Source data
════════════════

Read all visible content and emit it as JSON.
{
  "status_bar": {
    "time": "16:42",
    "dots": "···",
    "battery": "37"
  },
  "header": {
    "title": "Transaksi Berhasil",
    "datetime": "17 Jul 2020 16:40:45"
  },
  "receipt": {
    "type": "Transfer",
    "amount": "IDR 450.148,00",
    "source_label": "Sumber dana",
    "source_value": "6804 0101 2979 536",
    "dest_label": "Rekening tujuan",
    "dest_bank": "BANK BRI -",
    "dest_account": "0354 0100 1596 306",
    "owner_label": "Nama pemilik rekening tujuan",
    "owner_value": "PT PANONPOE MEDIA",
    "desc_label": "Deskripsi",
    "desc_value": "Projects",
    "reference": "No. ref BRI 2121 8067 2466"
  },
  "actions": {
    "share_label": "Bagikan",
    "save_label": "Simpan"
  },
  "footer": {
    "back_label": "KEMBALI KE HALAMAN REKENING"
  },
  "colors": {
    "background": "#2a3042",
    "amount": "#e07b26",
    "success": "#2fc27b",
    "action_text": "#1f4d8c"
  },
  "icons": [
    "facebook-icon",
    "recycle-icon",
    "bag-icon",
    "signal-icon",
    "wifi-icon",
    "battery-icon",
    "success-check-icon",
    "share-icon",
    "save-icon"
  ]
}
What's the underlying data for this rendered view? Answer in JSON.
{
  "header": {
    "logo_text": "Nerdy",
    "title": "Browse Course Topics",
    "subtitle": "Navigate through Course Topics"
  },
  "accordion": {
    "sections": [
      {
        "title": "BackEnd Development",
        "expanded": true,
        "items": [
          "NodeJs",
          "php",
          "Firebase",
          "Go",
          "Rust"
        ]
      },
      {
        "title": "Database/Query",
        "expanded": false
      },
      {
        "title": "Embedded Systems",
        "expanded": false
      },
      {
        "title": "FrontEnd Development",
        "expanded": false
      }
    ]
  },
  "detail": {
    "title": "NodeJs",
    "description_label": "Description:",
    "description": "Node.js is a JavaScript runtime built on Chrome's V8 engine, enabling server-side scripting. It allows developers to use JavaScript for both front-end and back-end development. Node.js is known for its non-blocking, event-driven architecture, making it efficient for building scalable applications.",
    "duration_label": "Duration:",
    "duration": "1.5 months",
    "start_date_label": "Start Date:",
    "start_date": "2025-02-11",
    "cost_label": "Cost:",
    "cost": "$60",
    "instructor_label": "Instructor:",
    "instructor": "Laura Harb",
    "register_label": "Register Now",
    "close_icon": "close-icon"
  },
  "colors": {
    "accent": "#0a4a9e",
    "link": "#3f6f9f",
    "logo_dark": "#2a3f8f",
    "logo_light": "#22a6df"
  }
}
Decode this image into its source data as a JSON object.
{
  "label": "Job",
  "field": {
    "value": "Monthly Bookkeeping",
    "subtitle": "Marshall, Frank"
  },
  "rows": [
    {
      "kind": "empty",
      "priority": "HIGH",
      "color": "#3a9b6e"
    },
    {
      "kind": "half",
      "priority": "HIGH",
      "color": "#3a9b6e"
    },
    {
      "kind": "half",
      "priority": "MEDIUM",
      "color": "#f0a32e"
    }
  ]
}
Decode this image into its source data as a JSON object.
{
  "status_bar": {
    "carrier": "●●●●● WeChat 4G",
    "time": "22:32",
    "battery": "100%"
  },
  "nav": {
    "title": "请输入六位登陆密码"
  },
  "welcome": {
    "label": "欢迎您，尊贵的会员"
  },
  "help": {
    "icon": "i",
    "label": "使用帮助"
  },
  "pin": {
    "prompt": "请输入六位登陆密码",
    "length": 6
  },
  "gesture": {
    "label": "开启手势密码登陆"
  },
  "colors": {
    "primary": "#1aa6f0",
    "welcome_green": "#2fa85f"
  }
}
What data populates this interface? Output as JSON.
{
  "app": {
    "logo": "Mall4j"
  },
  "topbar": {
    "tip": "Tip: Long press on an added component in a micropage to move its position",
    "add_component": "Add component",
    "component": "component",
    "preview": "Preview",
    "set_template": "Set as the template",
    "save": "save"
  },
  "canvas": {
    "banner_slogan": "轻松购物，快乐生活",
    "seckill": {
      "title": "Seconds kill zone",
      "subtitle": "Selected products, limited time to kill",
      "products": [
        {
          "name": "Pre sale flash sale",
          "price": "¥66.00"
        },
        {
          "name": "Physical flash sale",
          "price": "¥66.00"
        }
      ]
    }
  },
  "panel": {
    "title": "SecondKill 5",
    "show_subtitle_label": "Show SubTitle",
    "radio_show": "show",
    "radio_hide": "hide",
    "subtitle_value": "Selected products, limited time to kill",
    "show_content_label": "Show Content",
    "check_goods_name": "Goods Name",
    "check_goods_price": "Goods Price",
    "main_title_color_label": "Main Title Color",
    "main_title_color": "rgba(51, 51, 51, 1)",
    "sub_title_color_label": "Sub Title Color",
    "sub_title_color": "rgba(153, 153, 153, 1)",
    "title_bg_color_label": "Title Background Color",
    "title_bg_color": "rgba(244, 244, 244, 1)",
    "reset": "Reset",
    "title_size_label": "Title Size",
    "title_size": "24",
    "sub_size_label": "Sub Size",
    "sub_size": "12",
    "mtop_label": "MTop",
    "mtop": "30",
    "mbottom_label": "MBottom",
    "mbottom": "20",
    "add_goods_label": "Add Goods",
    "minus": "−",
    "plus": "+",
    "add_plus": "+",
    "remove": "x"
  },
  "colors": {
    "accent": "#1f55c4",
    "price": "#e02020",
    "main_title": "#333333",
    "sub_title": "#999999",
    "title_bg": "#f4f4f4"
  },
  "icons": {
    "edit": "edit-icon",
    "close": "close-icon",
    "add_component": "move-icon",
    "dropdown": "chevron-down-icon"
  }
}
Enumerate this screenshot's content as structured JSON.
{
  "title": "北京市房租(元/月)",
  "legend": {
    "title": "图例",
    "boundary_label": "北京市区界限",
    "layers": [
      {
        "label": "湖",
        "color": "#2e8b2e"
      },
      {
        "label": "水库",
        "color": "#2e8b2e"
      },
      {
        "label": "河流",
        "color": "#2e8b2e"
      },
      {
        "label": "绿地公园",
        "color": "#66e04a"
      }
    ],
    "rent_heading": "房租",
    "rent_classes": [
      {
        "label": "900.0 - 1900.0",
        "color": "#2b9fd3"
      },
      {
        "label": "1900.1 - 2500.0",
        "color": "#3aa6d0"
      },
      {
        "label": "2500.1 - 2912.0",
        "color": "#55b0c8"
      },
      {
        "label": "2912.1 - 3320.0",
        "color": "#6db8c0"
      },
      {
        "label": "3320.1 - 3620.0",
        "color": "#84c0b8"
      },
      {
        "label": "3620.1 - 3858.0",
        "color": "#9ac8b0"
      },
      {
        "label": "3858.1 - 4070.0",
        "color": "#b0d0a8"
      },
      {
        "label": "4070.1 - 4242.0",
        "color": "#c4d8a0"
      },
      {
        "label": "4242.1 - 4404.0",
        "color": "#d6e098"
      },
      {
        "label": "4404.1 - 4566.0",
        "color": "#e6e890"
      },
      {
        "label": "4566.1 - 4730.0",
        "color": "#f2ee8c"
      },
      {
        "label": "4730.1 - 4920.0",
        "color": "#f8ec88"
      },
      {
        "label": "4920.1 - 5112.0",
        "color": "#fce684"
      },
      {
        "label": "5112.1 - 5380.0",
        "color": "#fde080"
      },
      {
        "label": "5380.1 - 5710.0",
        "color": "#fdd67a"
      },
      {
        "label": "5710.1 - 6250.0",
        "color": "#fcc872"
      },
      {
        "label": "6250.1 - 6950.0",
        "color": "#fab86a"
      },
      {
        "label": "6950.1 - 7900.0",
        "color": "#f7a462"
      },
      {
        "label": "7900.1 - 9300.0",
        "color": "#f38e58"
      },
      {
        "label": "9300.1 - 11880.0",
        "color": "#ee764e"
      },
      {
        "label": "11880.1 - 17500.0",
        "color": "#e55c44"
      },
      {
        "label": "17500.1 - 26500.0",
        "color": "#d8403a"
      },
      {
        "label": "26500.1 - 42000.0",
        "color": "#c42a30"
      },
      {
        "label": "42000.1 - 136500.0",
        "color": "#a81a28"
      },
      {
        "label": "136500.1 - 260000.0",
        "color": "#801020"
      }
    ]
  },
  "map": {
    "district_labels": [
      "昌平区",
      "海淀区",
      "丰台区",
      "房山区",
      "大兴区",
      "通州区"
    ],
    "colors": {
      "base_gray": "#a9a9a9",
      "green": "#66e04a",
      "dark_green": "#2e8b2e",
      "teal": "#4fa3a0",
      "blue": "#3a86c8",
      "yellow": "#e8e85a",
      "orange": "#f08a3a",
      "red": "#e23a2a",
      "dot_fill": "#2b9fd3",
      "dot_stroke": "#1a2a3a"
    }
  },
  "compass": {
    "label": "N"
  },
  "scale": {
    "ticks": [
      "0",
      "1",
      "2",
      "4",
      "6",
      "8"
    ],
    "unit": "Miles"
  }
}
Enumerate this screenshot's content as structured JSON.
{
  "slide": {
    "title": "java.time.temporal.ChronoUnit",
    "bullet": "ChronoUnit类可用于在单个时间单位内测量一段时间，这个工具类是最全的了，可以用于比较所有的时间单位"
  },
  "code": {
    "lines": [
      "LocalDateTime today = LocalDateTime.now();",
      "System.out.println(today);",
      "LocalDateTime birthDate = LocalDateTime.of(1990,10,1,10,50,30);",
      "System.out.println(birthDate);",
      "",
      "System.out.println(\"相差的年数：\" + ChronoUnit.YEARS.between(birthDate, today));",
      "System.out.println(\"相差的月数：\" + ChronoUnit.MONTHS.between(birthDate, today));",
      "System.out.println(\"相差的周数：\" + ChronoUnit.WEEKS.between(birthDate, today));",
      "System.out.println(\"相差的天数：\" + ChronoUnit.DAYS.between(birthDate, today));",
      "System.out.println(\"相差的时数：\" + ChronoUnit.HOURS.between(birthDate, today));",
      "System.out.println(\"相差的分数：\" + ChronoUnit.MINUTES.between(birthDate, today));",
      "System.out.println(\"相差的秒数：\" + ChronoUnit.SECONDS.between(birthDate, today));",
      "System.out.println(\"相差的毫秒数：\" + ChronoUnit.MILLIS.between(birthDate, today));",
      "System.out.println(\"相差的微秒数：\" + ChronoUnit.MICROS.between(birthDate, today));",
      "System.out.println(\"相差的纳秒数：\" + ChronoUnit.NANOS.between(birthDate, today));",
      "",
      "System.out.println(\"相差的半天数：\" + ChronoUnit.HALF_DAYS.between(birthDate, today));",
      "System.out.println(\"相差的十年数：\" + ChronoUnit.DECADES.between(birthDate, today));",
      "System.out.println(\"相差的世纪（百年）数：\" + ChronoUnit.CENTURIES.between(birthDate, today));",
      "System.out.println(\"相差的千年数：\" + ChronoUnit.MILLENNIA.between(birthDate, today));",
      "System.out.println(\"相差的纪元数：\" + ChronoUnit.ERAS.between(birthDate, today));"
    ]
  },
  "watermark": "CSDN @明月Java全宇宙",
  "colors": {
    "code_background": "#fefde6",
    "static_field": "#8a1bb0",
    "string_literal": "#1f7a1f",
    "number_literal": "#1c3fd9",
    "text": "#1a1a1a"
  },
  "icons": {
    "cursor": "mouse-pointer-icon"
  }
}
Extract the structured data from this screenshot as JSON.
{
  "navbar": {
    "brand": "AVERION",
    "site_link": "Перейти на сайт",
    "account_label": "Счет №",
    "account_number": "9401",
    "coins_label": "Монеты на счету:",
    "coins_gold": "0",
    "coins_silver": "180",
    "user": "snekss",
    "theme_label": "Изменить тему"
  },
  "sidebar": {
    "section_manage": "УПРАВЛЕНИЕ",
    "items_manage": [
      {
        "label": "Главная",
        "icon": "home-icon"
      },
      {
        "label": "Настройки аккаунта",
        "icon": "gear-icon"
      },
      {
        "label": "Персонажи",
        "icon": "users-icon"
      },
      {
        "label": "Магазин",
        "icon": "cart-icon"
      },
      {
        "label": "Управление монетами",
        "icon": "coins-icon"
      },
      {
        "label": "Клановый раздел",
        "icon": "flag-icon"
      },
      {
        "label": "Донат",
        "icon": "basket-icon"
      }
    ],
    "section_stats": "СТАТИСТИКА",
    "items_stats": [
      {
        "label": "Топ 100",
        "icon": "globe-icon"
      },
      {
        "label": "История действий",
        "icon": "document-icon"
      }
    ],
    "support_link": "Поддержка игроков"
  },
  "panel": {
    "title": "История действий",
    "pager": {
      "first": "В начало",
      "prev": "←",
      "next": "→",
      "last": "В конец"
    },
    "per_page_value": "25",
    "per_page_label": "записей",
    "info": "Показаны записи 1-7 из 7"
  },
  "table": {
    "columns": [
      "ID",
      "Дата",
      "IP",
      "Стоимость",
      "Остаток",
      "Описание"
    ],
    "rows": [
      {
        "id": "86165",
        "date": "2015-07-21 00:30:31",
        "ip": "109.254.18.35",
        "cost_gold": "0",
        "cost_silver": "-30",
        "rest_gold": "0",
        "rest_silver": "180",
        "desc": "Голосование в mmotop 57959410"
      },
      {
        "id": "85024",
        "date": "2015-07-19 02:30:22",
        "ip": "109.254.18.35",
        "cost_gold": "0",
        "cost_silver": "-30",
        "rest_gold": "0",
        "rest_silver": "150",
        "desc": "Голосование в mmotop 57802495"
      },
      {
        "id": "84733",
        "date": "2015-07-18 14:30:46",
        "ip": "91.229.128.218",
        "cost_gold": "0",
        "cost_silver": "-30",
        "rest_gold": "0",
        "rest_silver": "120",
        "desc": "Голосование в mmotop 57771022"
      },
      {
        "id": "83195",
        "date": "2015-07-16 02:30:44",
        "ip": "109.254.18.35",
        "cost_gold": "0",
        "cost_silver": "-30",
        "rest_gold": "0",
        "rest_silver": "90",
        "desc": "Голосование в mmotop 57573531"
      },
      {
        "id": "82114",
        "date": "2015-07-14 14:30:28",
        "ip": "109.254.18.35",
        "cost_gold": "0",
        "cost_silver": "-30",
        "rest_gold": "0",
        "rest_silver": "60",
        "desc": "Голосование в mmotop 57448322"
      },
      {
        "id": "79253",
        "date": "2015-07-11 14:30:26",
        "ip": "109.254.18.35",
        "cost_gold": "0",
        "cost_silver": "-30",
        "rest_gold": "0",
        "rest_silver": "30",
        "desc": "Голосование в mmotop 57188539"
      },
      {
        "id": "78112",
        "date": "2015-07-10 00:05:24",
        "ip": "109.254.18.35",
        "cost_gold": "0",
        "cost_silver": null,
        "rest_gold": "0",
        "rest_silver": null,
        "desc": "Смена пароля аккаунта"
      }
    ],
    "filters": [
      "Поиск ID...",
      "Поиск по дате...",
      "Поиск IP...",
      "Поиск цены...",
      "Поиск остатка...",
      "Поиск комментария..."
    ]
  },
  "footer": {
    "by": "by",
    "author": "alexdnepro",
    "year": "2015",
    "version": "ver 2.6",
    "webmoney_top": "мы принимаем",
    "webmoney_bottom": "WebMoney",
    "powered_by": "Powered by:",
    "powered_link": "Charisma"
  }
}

════════════════

● **Exercise description**: Copy every line in the records above that contains the word "аккаунта".

● **Answer to the problem**:
        "label": "Настройки аккаунта",
        "desc": "Смена пароля аккаунта"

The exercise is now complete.